**Your goal**:
Your task is to reproduce the material exactly.

**Data entries**:
=-=-=-=-=

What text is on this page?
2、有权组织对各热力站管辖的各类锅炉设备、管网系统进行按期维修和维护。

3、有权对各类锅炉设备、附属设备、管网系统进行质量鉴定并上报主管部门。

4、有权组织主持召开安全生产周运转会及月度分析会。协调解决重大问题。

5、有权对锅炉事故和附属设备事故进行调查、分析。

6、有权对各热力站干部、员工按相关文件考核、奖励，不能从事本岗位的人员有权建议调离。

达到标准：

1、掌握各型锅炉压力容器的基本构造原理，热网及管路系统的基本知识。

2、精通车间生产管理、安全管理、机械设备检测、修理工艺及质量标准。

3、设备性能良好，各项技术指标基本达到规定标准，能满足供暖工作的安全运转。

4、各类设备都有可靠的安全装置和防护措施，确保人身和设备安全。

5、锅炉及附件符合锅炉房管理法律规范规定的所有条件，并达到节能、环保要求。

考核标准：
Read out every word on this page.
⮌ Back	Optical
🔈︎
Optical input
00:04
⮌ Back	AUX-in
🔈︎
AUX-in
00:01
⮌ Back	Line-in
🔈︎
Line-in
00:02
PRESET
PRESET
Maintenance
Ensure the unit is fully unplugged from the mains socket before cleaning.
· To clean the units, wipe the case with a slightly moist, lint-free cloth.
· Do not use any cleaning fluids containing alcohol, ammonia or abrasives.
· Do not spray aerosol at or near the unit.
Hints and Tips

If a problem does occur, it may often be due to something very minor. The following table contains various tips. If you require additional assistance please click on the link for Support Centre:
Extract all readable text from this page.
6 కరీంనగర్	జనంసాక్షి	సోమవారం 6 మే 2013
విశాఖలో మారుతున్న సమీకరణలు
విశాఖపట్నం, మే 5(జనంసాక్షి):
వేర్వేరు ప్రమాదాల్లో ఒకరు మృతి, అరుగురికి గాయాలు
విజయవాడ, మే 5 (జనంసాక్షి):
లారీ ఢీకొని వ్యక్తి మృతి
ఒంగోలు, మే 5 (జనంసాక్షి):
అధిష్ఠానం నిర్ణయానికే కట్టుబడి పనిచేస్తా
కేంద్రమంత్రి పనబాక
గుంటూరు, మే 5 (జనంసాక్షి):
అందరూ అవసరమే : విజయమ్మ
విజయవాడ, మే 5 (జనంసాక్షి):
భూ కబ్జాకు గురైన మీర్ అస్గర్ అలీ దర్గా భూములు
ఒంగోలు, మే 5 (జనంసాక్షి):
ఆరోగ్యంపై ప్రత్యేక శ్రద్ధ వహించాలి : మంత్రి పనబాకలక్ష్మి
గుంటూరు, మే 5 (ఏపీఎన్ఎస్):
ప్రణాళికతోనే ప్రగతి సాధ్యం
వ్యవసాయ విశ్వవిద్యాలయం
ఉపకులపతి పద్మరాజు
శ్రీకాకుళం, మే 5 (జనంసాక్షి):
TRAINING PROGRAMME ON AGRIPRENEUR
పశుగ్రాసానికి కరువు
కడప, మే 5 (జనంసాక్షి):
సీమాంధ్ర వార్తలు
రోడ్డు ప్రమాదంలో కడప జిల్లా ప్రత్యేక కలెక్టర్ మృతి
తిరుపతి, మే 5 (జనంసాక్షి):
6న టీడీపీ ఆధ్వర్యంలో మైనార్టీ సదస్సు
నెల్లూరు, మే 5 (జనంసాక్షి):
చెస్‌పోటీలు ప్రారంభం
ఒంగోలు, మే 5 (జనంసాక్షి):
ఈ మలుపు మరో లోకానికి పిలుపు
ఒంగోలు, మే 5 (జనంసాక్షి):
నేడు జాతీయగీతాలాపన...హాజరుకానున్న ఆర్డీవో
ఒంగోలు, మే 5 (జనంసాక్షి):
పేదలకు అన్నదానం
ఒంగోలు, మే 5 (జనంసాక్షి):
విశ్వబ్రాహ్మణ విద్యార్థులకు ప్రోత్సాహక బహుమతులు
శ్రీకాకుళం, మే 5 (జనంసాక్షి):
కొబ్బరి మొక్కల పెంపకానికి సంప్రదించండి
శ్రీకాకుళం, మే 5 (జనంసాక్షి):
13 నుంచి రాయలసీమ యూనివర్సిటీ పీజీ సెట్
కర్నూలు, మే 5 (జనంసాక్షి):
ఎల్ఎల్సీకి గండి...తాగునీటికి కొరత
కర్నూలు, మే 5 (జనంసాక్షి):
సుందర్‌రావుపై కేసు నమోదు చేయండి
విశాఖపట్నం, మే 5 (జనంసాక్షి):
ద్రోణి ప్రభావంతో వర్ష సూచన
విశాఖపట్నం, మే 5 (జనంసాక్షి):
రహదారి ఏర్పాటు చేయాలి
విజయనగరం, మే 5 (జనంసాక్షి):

=-=-=-=-=

**Answer to this task**:
What text is on this page?
2、有权组织对各热力站管辖的各类锅炉设备、管网系统进行按期维修和维护。

3、有权对各类锅炉设备、附属设备、管网系统进行质量鉴定并上报主管部门。

4、有权组织主持召开安全生产周运转会及月度分析会。协调解决重大问题。

5、有权对锅炉事故和附属设备事故进行调查、分析。

6、有权对各热力站干部、员工按相关文件考核、奖励，不能从事本岗位的人员有权建议调离。

达到标准：

1、掌握各型锅炉压力容器的基本构造原理，热网及管路系统的基本知识。

2、精通车间生产管理、安全管理、机械设备检测、修理工艺及质量标准。

3、设备性能良好，各项技术指标基本达到规定标准，能满足供暖工作的安全运转。

4、各类设备都有可靠的安全装置和防护措施，确保人身和设备安全。

5、锅炉及附件符合锅炉房管理法律规范规定的所有条件，并达到节能、环保要求。

考核标准：
Read out every word on this page.
⮌ Back	Optical
🔈︎
Optical input
00:04
⮌ Back	AUX-in
🔈︎
AUX-in
00:01
⮌ Back	Line-in
🔈︎
Line-in
00:02
PRESET
PRESET
Maintenance
Ensure the unit is fully unplugged from the mains socket before cleaning.
· To clean the units, wipe the case with a slightly moist, lint-free cloth.
· Do not use any cleaning fluids containing alcohol, ammonia or abrasives.
· Do not spray aerosol at or near the unit.
Hints and Tips

If a problem does occur, it may often be due to something very minor. The following table contains various tips. If you require additional assistance please click on the link for Support Centre:
Extract all readable text from this page.
6 కరీంనగర్	జనంసాక్షి	సోమవారం 6 మే 2013
విశాఖలో మారుతున్న సమీకరణలు
విశాఖపట్నం, మే 5(జనంసాక్షి):
వేర్వేరు ప్రమాదాల్లో ఒకరు మృతి, అరుగురికి గాయాలు
విజయవాడ, మే 5 (జనంసాక్షి):
లారీ ఢీకొని వ్యక్తి మృతి
ఒంగోలు, మే 5 (జనంసాక్షి):
అధిష్ఠానం నిర్ణయానికే కట్టుబడి పనిచేస్తా
కేంద్రమంత్రి పనబాక
గుంటూరు, మే 5 (జనంసాక్షి):
అందరూ అవసరమే : విజయమ్మ
విజయవాడ, మే 5 (జనంసాక్షి):
భూ కబ్జాకు గురైన మీర్ అస్గర్ అలీ దర్గా భూములు
ఒంగోలు, మే 5 (జనంసాక్షి):
ఆరోగ్యంపై ప్రత్యేక శ్రద్ధ వహించాలి : మంత్రి పనబాకలక్ష్మి
గుంటూరు, మే 5 (ఏపీఎన్ఎస్):
ప్రణాళికతోనే ప్రగతి సాధ్యం
వ్యవసాయ విశ్వవిద్యాలయం
ఉపకులపతి పద్మరాజు
శ్రీకాకుళం, మే 5 (జనంసాక్షి):
TRAINING PROGRAMME ON AGRIPRENEUR
పశుగ్రాసానికి కరువు
కడప, మే 5 (జనంసాక్షి):
సీమాంధ్ర వార్తలు
రోడ్డు ప్రమాదంలో కడప జిల్లా ప్రత్యేక కలెక్టర్ మృతి
తిరుపతి, మే 5 (జనంసాక్షి):
6న టీడీపీ ఆధ్వర్యంలో మైనార్టీ సదస్సు
నెల్లూరు, మే 5 (జనంసాక్షి):
చెస్‌పోటీలు ప్రారంభం
ఒంగోలు, మే 5 (జనంసాక్షి):
ఈ మలుపు మరో లోకానికి పిలుపు
ఒంగోలు, మే 5 (జనంసాక్షి):
నేడు జాతీయగీతాలాపన...హాజరుకానున్న ఆర్డీవో
ఒంగోలు, మే 5 (జనంసాక్షి):
పేదలకు అన్నదానం
ఒంగోలు, మే 5 (జనంసాక్షి):
విశ్వబ్రాహ్మణ విద్యార్థులకు ప్రోత్సాహక బహుమతులు
శ్రీకాకుళం, మే 5 (జనంసాక్షి):
కొబ్బరి మొక్కల పెంపకానికి సంప్రదించండి
శ్రీకాకుళం, మే 5 (జనంసాక్షి):
13 నుంచి రాయలసీమ యూనివర్సిటీ పీజీ సెట్
కర్నూలు, మే 5 (జనంసాక్షి):
ఎల్ఎల్సీకి గండి...తాగునీటికి కొరత
కర్నూలు, మే 5 (జనంసాక్షి):
సుందర్‌రావుపై కేసు నమోదు చేయండి
విశాఖపట్నం, మే 5 (జనంసాక్షి):
ద్రోణి ప్రభావంతో వర్ష సూచన
విశాఖపట్నం, మే 5 (జనంసాక్షి):
రహదారి ఏర్పాటు చేయాలి
విజయనగరం, మే 5 (జనంసాక్షి):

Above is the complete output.